Directions: Check each line of the material below for the string "value", then report how many lines have it, and nothing else.

───── Supplied records

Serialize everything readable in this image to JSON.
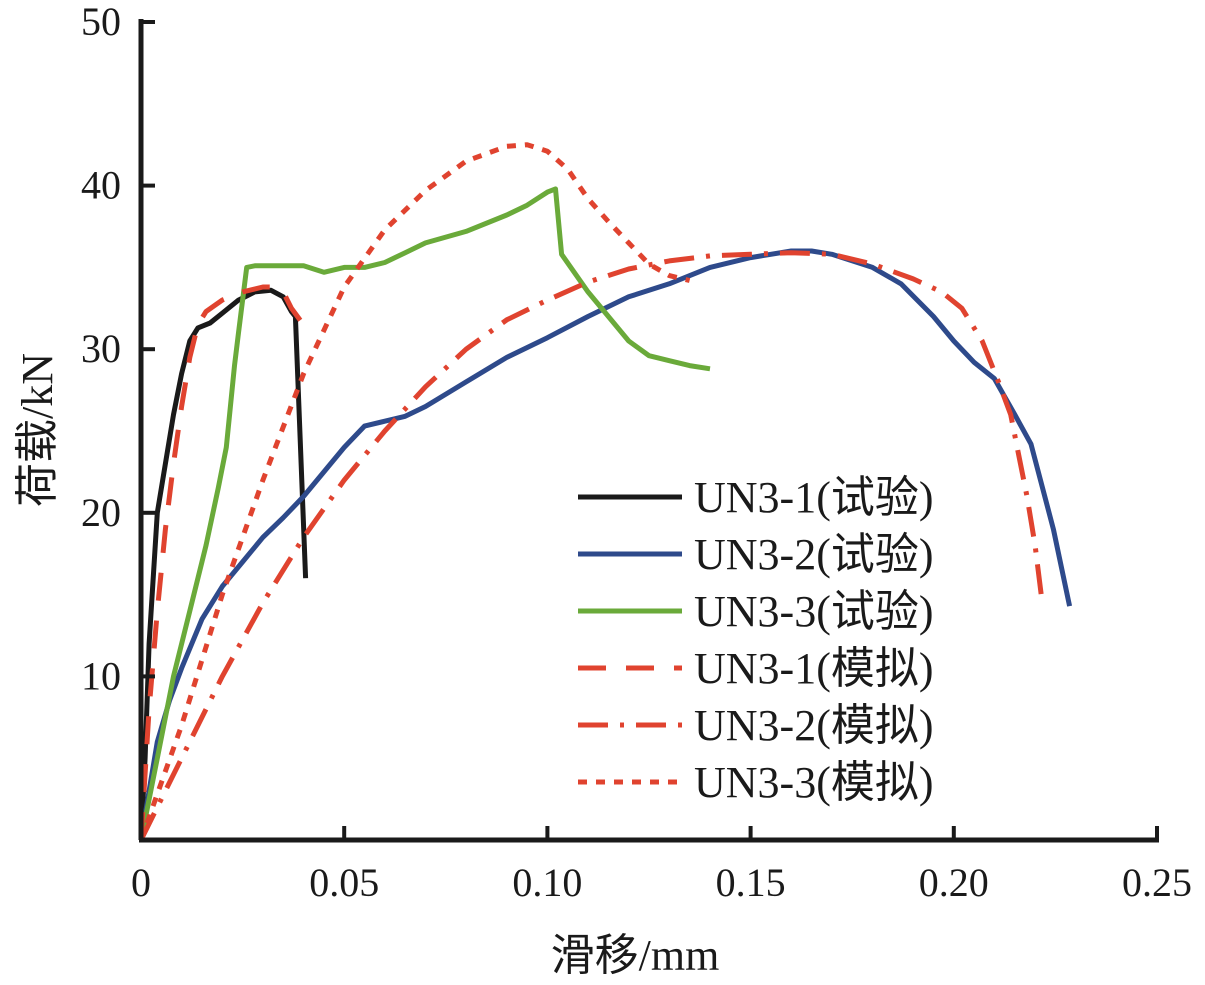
{
  "chart_data": {
    "type": "line",
    "xlabel": "滑移/mm",
    "ylabel": "荷载/kN",
    "xlim": [
      0,
      0.25
    ],
    "ylim": [
      0,
      50
    ],
    "grid": false,
    "legend_position": "lower-right",
    "x_ticks": [
      {
        "value": 0,
        "label": "0"
      },
      {
        "value": 0.05,
        "label": "0.05"
      },
      {
        "value": 0.1,
        "label": "0.10"
      },
      {
        "value": 0.15,
        "label": "0.15"
      },
      {
        "value": 0.2,
        "label": "0.20"
      },
      {
        "value": 0.25,
        "label": "0.25"
      }
    ],
    "y_ticks": [
      {
        "value": 10,
        "label": "10"
      },
      {
        "value": 20,
        "label": "20"
      },
      {
        "value": 30,
        "label": "30"
      },
      {
        "value": 40,
        "label": "40"
      },
      {
        "value": 50,
        "label": "50"
      }
    ],
    "series": [
      {
        "name": "UN3-1(试验)",
        "color": "#1a1a1a",
        "dash": "solid",
        "points": [
          [
            0,
            0
          ],
          [
            0.001,
            5
          ],
          [
            0.002,
            12
          ],
          [
            0.003,
            16
          ],
          [
            0.004,
            20
          ],
          [
            0.006,
            23
          ],
          [
            0.008,
            26
          ],
          [
            0.01,
            28.5
          ],
          [
            0.012,
            30.5
          ],
          [
            0.014,
            31.3
          ],
          [
            0.017,
            31.6
          ],
          [
            0.02,
            32.2
          ],
          [
            0.024,
            33
          ],
          [
            0.028,
            33.5
          ],
          [
            0.032,
            33.6
          ],
          [
            0.035,
            33.2
          ],
          [
            0.037,
            32.3
          ],
          [
            0.038,
            32.0
          ],
          [
            0.0405,
            16
          ]
        ]
      },
      {
        "name": "UN3-2(试验)",
        "color": "#2e4a8b",
        "dash": "solid",
        "points": [
          [
            0,
            0
          ],
          [
            0.002,
            3
          ],
          [
            0.004,
            6
          ],
          [
            0.007,
            8.5
          ],
          [
            0.01,
            10.5
          ],
          [
            0.015,
            13.5
          ],
          [
            0.02,
            15.5
          ],
          [
            0.025,
            17
          ],
          [
            0.03,
            18.5
          ],
          [
            0.035,
            19.7
          ],
          [
            0.04,
            21
          ],
          [
            0.045,
            22.5
          ],
          [
            0.05,
            24
          ],
          [
            0.055,
            25.3
          ],
          [
            0.06,
            25.6
          ],
          [
            0.065,
            25.9
          ],
          [
            0.07,
            26.5
          ],
          [
            0.08,
            28
          ],
          [
            0.09,
            29.5
          ],
          [
            0.1,
            30.7
          ],
          [
            0.11,
            32
          ],
          [
            0.12,
            33.2
          ],
          [
            0.13,
            34
          ],
          [
            0.14,
            35
          ],
          [
            0.15,
            35.6
          ],
          [
            0.16,
            36
          ],
          [
            0.165,
            36
          ],
          [
            0.17,
            35.8
          ],
          [
            0.18,
            35
          ],
          [
            0.187,
            34
          ],
          [
            0.195,
            32
          ],
          [
            0.2,
            30.5
          ],
          [
            0.205,
            29.2
          ],
          [
            0.21,
            28.2
          ],
          [
            0.215,
            26
          ],
          [
            0.219,
            24.2
          ],
          [
            0.2245,
            19
          ],
          [
            0.2285,
            14.3
          ]
        ]
      },
      {
        "name": "UN3-3(试验)",
        "color": "#6aaa3a",
        "dash": "solid",
        "points": [
          [
            0,
            0
          ],
          [
            0.004,
            5
          ],
          [
            0.008,
            10
          ],
          [
            0.012,
            14
          ],
          [
            0.016,
            18
          ],
          [
            0.019,
            21.5
          ],
          [
            0.021,
            24
          ],
          [
            0.022,
            26.5
          ],
          [
            0.023,
            29
          ],
          [
            0.024,
            31
          ],
          [
            0.025,
            33
          ],
          [
            0.026,
            35
          ],
          [
            0.028,
            35.1
          ],
          [
            0.035,
            35.1
          ],
          [
            0.04,
            35.1
          ],
          [
            0.045,
            34.7
          ],
          [
            0.05,
            35
          ],
          [
            0.055,
            35
          ],
          [
            0.06,
            35.3
          ],
          [
            0.065,
            35.9
          ],
          [
            0.07,
            36.5
          ],
          [
            0.08,
            37.2
          ],
          [
            0.09,
            38.2
          ],
          [
            0.095,
            38.8
          ],
          [
            0.1,
            39.6
          ],
          [
            0.102,
            39.8
          ],
          [
            0.1035,
            35.8
          ],
          [
            0.11,
            33.5
          ],
          [
            0.115,
            32
          ],
          [
            0.12,
            30.5
          ],
          [
            0.125,
            29.6
          ],
          [
            0.13,
            29.3
          ],
          [
            0.135,
            29
          ],
          [
            0.14,
            28.8
          ]
        ]
      },
      {
        "name": "UN3-1(模拟)",
        "color": "#e0432f",
        "dash": "long-dash",
        "points": [
          [
            0,
            0
          ],
          [
            0.002,
            8
          ],
          [
            0.004,
            14
          ],
          [
            0.006,
            19
          ],
          [
            0.008,
            23
          ],
          [
            0.01,
            26.5
          ],
          [
            0.012,
            29.5
          ],
          [
            0.014,
            31.5
          ],
          [
            0.016,
            32.3
          ],
          [
            0.02,
            33
          ],
          [
            0.025,
            33.5
          ],
          [
            0.03,
            33.8
          ],
          [
            0.033,
            33.8
          ],
          [
            0.035,
            33.5
          ],
          [
            0.037,
            32.5
          ],
          [
            0.04,
            31.5
          ]
        ]
      },
      {
        "name": "UN3-2(模拟)",
        "color": "#e0432f",
        "dash": "dash-dot",
        "points": [
          [
            0,
            0
          ],
          [
            0.01,
            5
          ],
          [
            0.02,
            10
          ],
          [
            0.03,
            14.5
          ],
          [
            0.04,
            18.5
          ],
          [
            0.05,
            22
          ],
          [
            0.06,
            25
          ],
          [
            0.07,
            27.7
          ],
          [
            0.08,
            30
          ],
          [
            0.09,
            31.8
          ],
          [
            0.1,
            33
          ],
          [
            0.11,
            34.1
          ],
          [
            0.12,
            34.9
          ],
          [
            0.13,
            35.4
          ],
          [
            0.14,
            35.7
          ],
          [
            0.15,
            35.8
          ],
          [
            0.16,
            35.9
          ],
          [
            0.17,
            35.8
          ],
          [
            0.18,
            35.2
          ],
          [
            0.19,
            34.3
          ],
          [
            0.197,
            33.5
          ],
          [
            0.202,
            32.5
          ],
          [
            0.207,
            30.5
          ],
          [
            0.211,
            28
          ],
          [
            0.214,
            26
          ],
          [
            0.216,
            23.5
          ],
          [
            0.218,
            21
          ],
          [
            0.22,
            18
          ],
          [
            0.2215,
            15
          ]
        ]
      },
      {
        "name": "UN3-3(模拟)",
        "color": "#e0432f",
        "dash": "dotted",
        "points": [
          [
            0,
            0
          ],
          [
            0.01,
            7
          ],
          [
            0.02,
            15
          ],
          [
            0.03,
            22
          ],
          [
            0.04,
            28.5
          ],
          [
            0.05,
            33.8
          ],
          [
            0.06,
            37.3
          ],
          [
            0.07,
            39.7
          ],
          [
            0.08,
            41.5
          ],
          [
            0.09,
            42.4
          ],
          [
            0.095,
            42.5
          ],
          [
            0.1,
            42.1
          ],
          [
            0.105,
            41
          ],
          [
            0.11,
            39.2
          ],
          [
            0.115,
            37.8
          ],
          [
            0.12,
            36.5
          ],
          [
            0.125,
            35.2
          ],
          [
            0.13,
            34.5
          ],
          [
            0.135,
            34.2
          ]
        ]
      }
    ]
  }
}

──────────

Output below: 11